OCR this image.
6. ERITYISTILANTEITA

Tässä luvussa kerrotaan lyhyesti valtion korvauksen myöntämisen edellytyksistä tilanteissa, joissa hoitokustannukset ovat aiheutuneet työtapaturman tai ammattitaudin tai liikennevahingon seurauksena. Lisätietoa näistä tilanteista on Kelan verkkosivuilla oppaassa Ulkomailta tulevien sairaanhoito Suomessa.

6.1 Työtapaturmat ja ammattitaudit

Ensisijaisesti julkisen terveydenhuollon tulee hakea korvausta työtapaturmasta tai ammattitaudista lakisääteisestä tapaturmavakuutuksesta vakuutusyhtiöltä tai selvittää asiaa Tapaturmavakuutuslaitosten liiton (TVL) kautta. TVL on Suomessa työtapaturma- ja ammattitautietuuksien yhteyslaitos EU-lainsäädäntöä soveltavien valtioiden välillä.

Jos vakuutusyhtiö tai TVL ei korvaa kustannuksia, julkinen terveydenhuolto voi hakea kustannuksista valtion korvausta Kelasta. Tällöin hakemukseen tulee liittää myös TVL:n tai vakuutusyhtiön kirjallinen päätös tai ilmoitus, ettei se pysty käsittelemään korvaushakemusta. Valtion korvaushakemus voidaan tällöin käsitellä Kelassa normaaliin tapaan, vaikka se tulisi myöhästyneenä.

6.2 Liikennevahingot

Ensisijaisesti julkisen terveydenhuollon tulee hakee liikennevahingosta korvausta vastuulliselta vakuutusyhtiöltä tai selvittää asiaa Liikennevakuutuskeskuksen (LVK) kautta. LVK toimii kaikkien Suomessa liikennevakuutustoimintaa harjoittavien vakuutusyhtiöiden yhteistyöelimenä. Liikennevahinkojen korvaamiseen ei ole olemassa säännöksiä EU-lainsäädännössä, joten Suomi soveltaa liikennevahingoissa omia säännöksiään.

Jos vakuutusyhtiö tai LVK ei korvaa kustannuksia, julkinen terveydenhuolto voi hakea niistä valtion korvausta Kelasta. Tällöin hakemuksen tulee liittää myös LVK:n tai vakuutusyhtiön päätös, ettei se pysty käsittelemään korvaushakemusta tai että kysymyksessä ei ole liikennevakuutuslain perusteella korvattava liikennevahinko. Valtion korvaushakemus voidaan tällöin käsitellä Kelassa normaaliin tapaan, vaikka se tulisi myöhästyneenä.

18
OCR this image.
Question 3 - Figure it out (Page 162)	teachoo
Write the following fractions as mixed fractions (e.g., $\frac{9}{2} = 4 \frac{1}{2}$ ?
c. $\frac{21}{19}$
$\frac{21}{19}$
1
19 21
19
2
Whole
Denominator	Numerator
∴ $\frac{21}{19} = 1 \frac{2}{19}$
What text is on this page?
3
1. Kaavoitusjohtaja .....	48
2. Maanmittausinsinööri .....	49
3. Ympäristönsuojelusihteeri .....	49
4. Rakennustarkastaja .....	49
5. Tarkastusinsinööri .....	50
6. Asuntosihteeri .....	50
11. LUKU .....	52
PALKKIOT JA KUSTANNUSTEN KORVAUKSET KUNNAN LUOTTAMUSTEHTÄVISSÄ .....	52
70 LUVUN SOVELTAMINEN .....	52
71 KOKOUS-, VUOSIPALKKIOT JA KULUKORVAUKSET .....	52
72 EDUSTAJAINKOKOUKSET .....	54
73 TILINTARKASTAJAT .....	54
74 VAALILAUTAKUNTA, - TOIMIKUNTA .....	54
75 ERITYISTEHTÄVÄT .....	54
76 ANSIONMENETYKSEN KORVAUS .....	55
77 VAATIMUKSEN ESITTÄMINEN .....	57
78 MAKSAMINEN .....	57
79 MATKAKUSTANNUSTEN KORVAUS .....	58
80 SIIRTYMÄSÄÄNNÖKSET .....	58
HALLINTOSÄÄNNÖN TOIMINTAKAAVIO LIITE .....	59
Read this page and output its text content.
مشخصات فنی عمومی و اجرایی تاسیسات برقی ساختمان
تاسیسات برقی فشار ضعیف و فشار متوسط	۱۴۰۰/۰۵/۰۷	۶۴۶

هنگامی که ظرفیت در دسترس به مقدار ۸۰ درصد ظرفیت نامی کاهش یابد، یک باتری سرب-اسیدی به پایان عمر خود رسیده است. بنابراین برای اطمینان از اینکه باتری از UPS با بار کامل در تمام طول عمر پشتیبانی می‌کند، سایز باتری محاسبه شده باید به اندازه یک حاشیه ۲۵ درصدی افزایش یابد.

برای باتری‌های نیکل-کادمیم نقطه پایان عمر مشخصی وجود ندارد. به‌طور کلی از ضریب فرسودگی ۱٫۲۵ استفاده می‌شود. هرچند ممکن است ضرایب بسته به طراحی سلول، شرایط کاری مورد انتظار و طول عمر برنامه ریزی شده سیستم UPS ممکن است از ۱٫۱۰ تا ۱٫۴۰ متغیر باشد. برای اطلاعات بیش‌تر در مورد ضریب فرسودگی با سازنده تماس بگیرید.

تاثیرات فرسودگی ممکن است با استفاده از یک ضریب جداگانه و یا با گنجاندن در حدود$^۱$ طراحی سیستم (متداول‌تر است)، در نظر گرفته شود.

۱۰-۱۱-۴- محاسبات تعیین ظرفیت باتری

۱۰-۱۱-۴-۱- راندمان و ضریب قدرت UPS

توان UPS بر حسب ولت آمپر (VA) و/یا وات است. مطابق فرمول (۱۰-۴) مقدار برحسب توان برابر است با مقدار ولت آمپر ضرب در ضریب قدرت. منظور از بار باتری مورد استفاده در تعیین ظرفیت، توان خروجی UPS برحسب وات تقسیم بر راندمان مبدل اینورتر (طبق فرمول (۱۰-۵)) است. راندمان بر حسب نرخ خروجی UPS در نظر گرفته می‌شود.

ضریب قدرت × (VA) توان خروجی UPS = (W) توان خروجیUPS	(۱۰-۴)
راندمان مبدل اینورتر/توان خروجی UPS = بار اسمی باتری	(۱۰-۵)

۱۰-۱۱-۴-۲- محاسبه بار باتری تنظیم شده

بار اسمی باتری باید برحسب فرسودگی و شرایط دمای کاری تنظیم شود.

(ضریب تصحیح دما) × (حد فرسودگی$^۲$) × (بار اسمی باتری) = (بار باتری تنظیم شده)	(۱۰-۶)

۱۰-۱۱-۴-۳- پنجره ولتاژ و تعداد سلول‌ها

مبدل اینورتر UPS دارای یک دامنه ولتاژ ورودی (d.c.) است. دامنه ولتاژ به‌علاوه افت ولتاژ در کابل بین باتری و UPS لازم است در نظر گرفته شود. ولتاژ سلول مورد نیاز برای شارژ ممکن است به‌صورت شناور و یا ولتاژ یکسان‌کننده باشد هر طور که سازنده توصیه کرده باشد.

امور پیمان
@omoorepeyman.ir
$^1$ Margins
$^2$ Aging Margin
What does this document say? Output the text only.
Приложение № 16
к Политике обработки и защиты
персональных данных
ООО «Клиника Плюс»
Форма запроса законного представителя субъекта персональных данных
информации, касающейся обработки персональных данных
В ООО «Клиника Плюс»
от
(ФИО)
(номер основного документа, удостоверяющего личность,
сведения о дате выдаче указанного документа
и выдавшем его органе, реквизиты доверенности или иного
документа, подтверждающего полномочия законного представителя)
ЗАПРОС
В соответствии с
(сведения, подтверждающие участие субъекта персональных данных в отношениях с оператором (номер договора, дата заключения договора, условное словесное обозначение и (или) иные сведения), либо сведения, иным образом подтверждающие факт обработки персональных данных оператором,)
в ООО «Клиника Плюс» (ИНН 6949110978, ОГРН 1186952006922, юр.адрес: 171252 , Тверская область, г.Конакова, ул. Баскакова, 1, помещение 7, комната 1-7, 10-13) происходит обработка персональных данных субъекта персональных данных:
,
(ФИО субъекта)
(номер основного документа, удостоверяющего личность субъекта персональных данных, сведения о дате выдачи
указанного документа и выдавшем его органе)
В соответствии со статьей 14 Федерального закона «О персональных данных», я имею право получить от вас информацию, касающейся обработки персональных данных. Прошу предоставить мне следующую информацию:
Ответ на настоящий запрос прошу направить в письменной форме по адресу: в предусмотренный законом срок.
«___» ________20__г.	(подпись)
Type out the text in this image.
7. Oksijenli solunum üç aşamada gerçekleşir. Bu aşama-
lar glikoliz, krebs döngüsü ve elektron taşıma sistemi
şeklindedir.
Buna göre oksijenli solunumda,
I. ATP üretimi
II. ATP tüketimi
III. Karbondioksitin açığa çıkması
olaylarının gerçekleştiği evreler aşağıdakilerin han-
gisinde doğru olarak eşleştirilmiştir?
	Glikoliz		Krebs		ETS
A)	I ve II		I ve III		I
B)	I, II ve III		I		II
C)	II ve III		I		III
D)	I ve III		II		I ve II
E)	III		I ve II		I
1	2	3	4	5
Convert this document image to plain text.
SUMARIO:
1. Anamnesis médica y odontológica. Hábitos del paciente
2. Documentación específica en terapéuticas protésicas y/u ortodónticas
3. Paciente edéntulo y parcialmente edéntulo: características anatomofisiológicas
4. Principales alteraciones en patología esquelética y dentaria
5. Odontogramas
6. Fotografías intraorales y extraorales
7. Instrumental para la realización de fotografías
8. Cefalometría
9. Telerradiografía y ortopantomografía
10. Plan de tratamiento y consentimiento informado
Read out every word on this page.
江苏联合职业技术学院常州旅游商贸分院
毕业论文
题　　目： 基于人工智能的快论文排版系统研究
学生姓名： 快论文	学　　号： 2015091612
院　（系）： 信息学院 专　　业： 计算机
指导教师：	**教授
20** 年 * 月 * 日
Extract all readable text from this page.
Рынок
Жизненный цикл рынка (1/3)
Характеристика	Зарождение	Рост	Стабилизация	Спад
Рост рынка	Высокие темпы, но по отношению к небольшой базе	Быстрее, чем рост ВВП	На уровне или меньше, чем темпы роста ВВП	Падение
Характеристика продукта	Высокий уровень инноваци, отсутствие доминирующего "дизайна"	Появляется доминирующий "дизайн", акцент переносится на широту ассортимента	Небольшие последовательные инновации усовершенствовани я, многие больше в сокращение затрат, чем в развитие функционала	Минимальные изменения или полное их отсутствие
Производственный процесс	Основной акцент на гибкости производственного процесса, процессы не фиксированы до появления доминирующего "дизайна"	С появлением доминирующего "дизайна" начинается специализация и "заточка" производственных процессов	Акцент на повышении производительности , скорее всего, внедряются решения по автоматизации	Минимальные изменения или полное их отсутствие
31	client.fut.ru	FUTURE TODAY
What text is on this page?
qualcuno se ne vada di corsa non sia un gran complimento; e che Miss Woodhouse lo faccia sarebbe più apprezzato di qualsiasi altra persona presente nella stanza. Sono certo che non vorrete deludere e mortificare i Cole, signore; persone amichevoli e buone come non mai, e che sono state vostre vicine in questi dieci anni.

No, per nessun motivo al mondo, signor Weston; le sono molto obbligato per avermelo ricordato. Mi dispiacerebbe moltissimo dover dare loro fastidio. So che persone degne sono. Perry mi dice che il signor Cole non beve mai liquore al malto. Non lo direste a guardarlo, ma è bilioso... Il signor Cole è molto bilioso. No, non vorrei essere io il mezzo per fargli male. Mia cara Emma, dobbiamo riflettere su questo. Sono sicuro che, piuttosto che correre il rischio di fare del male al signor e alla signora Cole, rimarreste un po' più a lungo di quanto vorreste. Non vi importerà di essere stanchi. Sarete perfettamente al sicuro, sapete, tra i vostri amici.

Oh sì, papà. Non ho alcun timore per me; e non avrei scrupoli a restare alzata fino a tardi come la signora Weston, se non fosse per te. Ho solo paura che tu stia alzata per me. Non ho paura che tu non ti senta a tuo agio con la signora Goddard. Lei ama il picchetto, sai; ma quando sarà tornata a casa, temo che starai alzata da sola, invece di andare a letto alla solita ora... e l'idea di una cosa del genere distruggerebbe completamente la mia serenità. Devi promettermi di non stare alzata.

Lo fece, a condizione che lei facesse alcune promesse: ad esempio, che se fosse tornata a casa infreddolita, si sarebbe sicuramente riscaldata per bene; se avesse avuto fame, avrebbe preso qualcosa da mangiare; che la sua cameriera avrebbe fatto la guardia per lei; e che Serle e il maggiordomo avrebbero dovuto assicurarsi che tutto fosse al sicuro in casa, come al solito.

++++++++++++++++++++

▶ **What is needed**
Gather all lines of the records that include the word "tapaan".

▶ **Problem solution**
Jos vakuutusyhtiö tai TVL ei korvaa kustannuksia, julkinen terveydenhuolto voi hakea kustannuksista valtion korvausta Kelasta. Tällöin hakemukseen tulee liittää myös TVL:n tai vakuutusyhtiön kirjallinen päätös tai ilmoitus, ettei se pysty käsittelemään korvaushakemusta. Valtion korvaushakemus voidaan tällöin käsitellä Kelassa normaaliin tapaan, vaikka se tulisi myöhästyneenä.
Jos vakuutusyhtiö tai LVK ei korvaa kustannuksia, julkinen terveydenhuolto voi hakea niistä valtion korvausta Kelasta. Tällöin hakemuksen tulee liittää myös LVK:n tai vakuutusyhtiön päätös, ettei se pysty käsittelemään korvaushakemusta tai että kysymyksessä ei ole liikennevakuutuslain perusteella korvattava liikennevahinko. Valtion korvaushakemus voidaan tällöin käsitellä Kelassa normaaliin tapaan, vaikka se tulisi myöhästyneenä.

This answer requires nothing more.